What is expected — Examine the records and identify each line that includes the string "Expressed". Copy those lines.

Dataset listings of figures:
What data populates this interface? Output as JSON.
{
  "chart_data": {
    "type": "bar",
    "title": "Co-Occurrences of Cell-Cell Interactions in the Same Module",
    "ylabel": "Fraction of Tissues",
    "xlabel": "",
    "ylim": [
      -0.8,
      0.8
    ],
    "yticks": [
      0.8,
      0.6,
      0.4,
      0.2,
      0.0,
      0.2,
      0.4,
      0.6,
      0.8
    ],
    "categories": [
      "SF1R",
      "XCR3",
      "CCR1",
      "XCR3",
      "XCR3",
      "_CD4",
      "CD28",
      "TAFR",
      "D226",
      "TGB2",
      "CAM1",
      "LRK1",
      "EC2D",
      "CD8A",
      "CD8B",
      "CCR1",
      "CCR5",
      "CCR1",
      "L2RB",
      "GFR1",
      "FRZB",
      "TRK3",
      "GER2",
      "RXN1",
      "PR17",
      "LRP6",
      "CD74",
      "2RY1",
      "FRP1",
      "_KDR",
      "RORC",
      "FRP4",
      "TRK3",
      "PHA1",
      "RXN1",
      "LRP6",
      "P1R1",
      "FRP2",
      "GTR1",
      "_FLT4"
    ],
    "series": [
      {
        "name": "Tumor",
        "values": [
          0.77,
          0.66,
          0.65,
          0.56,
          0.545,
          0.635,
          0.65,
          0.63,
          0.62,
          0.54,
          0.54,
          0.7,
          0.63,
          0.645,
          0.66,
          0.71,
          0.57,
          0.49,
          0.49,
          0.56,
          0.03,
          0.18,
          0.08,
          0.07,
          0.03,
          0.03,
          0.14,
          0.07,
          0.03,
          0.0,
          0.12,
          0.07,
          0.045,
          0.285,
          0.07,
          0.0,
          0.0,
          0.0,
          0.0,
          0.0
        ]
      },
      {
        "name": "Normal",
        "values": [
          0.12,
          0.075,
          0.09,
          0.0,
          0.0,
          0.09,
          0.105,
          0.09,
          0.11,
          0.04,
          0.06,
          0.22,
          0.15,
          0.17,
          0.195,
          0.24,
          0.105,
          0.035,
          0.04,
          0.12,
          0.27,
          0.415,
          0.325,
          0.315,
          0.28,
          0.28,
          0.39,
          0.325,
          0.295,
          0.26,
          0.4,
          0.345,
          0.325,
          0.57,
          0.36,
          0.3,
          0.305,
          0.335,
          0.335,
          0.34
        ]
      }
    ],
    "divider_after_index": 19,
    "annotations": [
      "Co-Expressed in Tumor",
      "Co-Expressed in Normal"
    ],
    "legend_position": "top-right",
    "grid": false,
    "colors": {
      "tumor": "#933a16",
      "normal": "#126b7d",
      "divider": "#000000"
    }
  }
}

Response to this exercise —
      "Co-Expressed in Tumor",
      "Co-Expressed in Normal"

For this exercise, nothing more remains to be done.